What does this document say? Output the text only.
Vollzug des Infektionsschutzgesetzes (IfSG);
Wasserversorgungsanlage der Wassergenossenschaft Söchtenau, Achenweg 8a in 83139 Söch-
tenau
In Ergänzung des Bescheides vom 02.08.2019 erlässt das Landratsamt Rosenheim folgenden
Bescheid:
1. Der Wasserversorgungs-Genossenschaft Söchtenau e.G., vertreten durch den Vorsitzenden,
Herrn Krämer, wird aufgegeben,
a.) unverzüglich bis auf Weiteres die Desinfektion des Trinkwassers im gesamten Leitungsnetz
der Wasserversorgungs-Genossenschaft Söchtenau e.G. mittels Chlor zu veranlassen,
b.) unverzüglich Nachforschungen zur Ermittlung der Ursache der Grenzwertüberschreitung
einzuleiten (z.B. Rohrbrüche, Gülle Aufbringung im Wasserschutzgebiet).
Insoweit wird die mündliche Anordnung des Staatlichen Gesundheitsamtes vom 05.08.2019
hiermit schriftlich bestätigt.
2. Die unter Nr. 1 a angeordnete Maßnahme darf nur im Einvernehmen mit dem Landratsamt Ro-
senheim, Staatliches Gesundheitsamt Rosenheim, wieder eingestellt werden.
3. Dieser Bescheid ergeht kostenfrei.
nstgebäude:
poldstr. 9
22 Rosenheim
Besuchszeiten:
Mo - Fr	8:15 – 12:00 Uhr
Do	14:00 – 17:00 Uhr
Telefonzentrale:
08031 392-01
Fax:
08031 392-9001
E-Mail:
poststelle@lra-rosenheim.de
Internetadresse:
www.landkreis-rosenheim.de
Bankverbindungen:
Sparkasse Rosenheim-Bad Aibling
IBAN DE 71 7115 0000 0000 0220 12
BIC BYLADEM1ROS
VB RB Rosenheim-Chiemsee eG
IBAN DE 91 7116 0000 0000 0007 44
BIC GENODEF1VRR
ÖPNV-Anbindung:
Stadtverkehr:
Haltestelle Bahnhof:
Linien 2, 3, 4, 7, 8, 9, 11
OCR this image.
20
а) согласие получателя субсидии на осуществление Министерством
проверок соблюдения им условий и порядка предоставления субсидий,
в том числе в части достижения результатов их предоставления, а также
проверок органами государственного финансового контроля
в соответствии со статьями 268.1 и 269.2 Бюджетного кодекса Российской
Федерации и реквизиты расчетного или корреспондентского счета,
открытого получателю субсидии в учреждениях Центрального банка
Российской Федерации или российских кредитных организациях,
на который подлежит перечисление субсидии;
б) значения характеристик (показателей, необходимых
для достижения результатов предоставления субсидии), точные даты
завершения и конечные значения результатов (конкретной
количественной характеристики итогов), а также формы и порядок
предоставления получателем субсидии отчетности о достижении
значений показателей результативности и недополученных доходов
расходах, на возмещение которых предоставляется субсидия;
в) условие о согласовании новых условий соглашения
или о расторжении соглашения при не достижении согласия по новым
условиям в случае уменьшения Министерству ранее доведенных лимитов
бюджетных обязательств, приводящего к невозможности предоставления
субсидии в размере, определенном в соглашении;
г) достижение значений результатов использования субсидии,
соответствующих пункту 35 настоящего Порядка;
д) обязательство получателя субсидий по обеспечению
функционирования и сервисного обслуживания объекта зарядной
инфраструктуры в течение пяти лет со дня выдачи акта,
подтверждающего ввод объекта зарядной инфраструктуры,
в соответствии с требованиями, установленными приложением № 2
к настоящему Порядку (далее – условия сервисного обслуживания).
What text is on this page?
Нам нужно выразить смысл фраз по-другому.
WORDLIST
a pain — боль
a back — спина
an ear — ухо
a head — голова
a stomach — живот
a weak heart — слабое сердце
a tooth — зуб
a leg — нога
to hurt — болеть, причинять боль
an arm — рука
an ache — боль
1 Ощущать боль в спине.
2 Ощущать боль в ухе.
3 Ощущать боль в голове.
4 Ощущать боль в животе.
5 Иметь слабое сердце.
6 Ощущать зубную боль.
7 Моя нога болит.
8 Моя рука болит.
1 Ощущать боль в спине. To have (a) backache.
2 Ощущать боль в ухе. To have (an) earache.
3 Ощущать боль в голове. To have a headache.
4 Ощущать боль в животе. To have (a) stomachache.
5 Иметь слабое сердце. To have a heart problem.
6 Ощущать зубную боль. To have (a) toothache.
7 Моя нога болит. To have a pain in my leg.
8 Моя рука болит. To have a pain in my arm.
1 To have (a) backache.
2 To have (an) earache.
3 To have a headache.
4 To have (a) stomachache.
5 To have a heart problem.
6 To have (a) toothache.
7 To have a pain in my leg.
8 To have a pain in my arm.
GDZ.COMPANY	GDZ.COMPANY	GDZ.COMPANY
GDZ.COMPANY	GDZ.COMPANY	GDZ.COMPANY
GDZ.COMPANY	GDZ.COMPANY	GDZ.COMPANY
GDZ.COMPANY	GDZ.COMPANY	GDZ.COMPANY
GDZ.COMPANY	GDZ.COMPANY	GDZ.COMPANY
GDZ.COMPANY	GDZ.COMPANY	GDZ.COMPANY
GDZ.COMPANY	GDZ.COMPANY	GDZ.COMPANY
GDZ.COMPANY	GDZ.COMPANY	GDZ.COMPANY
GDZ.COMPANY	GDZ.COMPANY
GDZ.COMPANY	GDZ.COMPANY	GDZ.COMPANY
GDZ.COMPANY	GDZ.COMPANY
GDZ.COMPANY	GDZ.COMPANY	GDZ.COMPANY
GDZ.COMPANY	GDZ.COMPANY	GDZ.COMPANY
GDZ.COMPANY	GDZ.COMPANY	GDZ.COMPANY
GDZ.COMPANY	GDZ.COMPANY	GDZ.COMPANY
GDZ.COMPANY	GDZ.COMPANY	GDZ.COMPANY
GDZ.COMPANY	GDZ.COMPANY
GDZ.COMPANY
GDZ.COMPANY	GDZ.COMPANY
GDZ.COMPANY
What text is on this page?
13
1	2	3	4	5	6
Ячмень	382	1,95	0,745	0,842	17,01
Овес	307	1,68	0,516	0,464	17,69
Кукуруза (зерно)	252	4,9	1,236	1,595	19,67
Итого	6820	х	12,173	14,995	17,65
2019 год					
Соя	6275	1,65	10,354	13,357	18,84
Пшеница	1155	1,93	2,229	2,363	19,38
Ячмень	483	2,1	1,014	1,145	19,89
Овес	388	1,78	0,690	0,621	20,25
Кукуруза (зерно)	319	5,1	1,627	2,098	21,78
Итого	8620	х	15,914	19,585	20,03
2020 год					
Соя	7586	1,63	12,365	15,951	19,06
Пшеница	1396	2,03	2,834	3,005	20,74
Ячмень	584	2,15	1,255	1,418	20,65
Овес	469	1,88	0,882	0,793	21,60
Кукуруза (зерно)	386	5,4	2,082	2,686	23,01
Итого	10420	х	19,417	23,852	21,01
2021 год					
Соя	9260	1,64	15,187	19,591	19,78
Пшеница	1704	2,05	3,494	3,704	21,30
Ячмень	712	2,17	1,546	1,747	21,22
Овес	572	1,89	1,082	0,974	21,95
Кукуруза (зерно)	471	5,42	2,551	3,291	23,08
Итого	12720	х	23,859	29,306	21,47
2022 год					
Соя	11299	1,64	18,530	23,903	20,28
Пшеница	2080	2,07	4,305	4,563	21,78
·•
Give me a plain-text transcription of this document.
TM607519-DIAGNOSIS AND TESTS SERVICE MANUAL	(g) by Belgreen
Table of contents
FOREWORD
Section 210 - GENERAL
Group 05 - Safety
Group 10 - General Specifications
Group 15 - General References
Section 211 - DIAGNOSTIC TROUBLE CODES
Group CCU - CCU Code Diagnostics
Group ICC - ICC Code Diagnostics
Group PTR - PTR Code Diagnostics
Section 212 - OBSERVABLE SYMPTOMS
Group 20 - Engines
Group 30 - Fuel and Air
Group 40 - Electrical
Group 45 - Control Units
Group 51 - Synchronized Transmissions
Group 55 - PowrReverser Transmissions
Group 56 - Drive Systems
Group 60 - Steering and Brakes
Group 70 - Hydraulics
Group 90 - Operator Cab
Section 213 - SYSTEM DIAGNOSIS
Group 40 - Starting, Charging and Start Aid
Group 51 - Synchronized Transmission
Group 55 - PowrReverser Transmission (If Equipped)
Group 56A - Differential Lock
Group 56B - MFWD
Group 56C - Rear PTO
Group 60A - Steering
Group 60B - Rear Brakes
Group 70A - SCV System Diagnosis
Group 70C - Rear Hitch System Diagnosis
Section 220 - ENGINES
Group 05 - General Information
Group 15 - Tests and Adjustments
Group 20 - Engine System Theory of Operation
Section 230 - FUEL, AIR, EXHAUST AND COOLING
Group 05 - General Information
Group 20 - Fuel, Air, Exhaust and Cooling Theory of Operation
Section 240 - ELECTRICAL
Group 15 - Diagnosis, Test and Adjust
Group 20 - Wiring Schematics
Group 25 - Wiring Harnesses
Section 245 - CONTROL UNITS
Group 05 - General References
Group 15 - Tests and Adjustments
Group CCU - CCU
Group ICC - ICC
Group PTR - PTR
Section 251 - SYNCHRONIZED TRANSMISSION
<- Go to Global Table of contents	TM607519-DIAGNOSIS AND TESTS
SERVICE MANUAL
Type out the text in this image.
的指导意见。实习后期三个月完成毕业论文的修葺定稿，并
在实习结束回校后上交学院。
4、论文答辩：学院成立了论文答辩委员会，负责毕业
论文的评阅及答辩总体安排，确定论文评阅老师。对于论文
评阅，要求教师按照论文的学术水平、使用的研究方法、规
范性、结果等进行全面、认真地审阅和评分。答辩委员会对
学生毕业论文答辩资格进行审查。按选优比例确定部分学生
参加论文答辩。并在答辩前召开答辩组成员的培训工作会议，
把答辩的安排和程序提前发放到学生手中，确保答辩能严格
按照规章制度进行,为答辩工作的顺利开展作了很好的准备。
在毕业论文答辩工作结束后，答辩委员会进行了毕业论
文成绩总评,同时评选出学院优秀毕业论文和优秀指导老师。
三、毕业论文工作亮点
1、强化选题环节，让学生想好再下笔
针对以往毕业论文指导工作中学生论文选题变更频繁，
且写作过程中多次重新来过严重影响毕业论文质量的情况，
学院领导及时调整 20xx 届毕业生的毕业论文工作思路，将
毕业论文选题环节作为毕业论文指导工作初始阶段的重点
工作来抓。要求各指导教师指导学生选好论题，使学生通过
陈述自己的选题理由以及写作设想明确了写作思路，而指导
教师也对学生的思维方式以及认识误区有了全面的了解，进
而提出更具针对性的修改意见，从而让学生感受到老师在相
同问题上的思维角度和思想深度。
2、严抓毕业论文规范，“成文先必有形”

[Exercise details]:
Pull out every line of the records that includes the string "Landratsamt".

[Task output]:
In Ergänzung des Bescheides vom 02.08.2019 erlässt das Landratsamt Rosenheim folgenden
2. Die unter Nr. 1 a angeordnete Maßnahme darf nur im Einvernehmen mit dem Landratsamt Ro-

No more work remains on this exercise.